Le fils de Thomas Bihan s’aperçut de rappel des camarades du Rédempteur et, à midi, sur l’ordre du patron du Saint-Thomas, n° 1045, de Groix, le canot de ce dundee était mis à la mer. L’Océan était comme fou de fureur. Mais l’admirable folie de dévouement des sauveteurs ne le cédait en rien à celle des flots démontés et des vents déchaînés.

 

Au prix de mille dangers, chaque vague pouvant être pour eux un suaire, Thomas Bihan et ses compagnons s’approchaient du Rédempteur. Le frêle canot, tantôt bondissait au sommet des vagues, tantôt disparaissait sous les cinglantes écumes, mais il avançait toujours, et les Sablais éperdus d’admiration, du pont balayé de leur bateau, regardaient peu à peu le salut venir vers eux.

 

Quatre fois le canot du Saint-Thomas chavira, et quatre fois, sans se décourager, les matelots héroïques reprirent place à la barre et sur les bancs. Un à un, et au prix de quelles difficultés ! ils arrachèrent à une mort certaine nos compatriotes. Durant huit heures — huit heures, entendez-vous ! — tandis que la tempête redoublait de violence, ils ignorèrent la fatigue, le découragement et la peur.

 

Cependant la nuit étant presque venue, Cadoret restait seul sur le bateau qui, selon son expression, coulait sous ses pieds. Thomas Bihan, d’un mot, surexcita le courage des siens. «Il faut sauver le denier, dit-il. Je resterai seul avec cet homme plutôt que de l’abandonner !»

 

Et à 18h, après les Hédant, Pateau, Dappel-Voisin, Barreteau et Poiraudeau, Cadoret était sauvé.

 

Mais l'héroïsme n’a point de bornes, parmi nos marins; les hommes à l’abri, Bihan voulait aussi sauver le "Rédempteur". Et toute la nuit il resta près du bateau en détresse qu’il n’abandonna qu’en raison de la furie grandissante de la mer, de l’épuisement de ses hommes harassés par la lutte épique et auxquels les vivres manquaient.

 

Dans la nuit, le dundee "Amour-du-Travail", d’Étel, à la faveur d’une accalmie, put prendre à la remorque le "Rédempteur" qu’il ramena à La Rochelle. Nos amis des Sables, et nous en sommes profondément heureux, sont hors de danger. Mais il nous reste à dire quelques mots en ce qui concerne Thomas Bihan, de Groix, patron du "Saint-Thomas", et ses valeureux compagnons.
· · · ·
Problème à résoudre: Relevez dans le récit du sauvetage tous les noms des hommes dont il est dit qu'ils ont été sauvés.

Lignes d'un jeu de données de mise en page
· · · ·
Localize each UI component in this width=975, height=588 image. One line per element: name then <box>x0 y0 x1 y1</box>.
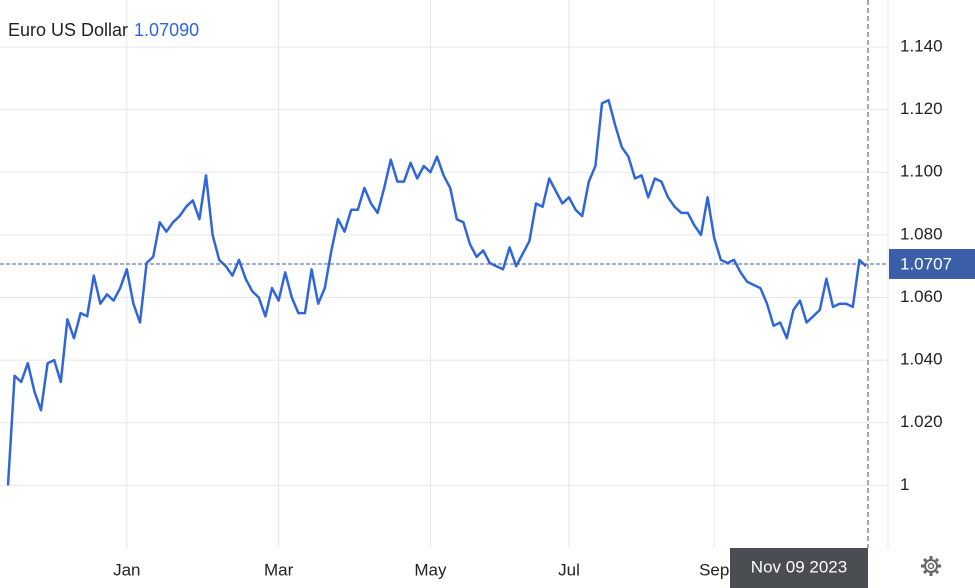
grid <box>0 0 888 548</box>
gear-teeth <box>921 556 941 576</box>
x-tick-label: Mar <box>264 560 294 579</box>
last-price-label: 1.0707 <box>900 254 952 273</box>
crosshair-label: Nov 09 2023 <box>751 557 847 576</box>
x-tick-label: Jul <box>558 560 580 579</box>
y-tick-label: 1.080 <box>900 224 943 243</box>
price-line <box>6 98 867 486</box>
x-tick-label: Jan <box>113 560 140 579</box>
y-tick-label: 1.020 <box>900 412 943 431</box>
title: Euro US Dollar <box>8 20 128 40</box>
gear-ring <box>924 559 938 573</box>
y-tick-label: 1.140 <box>900 36 943 55</box>
crosshair-box <box>730 548 868 588</box>
x-tick-label: Sep <box>699 560 729 579</box>
y-tick-label: 1.040 <box>900 350 943 369</box>
y-tick-label: 1.120 <box>900 99 943 118</box>
settings-icon[interactable] <box>921 556 941 576</box>
gear-hub <box>927 562 935 570</box>
x-tick-label: May <box>414 560 447 579</box>
y-tick-label: 1.060 <box>900 287 943 306</box>
y-tick-label: 1.100 <box>900 162 943 181</box>
y-tick-label: 1 <box>900 475 909 494</box>
chart-title: Euro US Dollar 1.07090 <box>8 20 199 40</box>
current-value: 1.07090 <box>134 20 199 40</box>
last-price-box <box>889 248 975 279</box>
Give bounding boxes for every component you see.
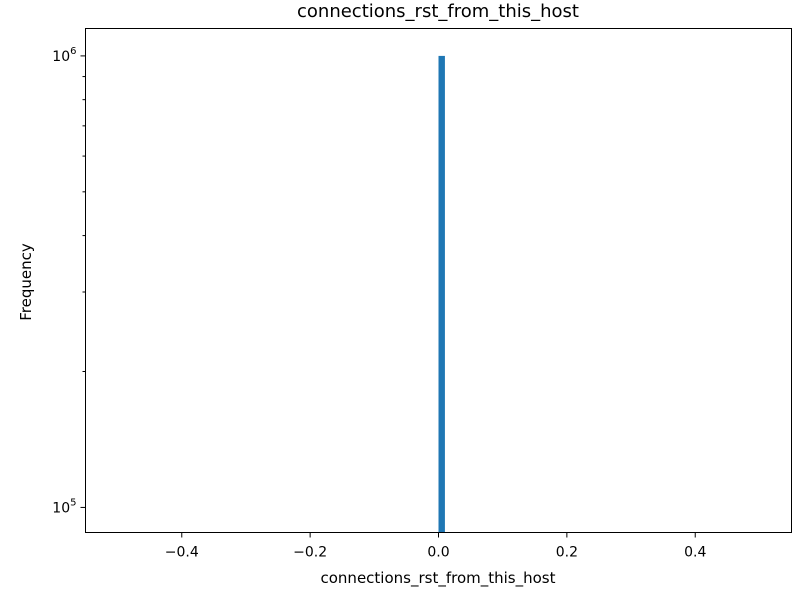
histogram-bar [438,55,445,533]
x-tick-label: 0.0 [427,545,449,561]
y-axis-ticks: 105 106 [52,46,86,516]
x-tick-label: −0.2 [293,545,327,561]
x-tick-label: −0.4 [165,545,199,561]
y-tick-label: 106 [52,46,76,65]
y-axis-label: Frequency [17,243,35,321]
chart-title: connections_rst_from_this_host [297,1,579,22]
x-tick-label: 0.2 [556,545,578,561]
x-tick-label: 0.4 [684,545,706,561]
x-axis-label: connections_rst_from_this_host [321,569,556,588]
y-tick-label: 105 [52,497,76,516]
bars-layer [438,55,445,533]
x-axis-ticks: −0.4 −0.2 0.0 0.2 0.4 [165,532,706,561]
· · · ·
Solution du problème: Hédant, Pateau, Dappel-Voisin, Barreteau, Poiraudeau, Cadoret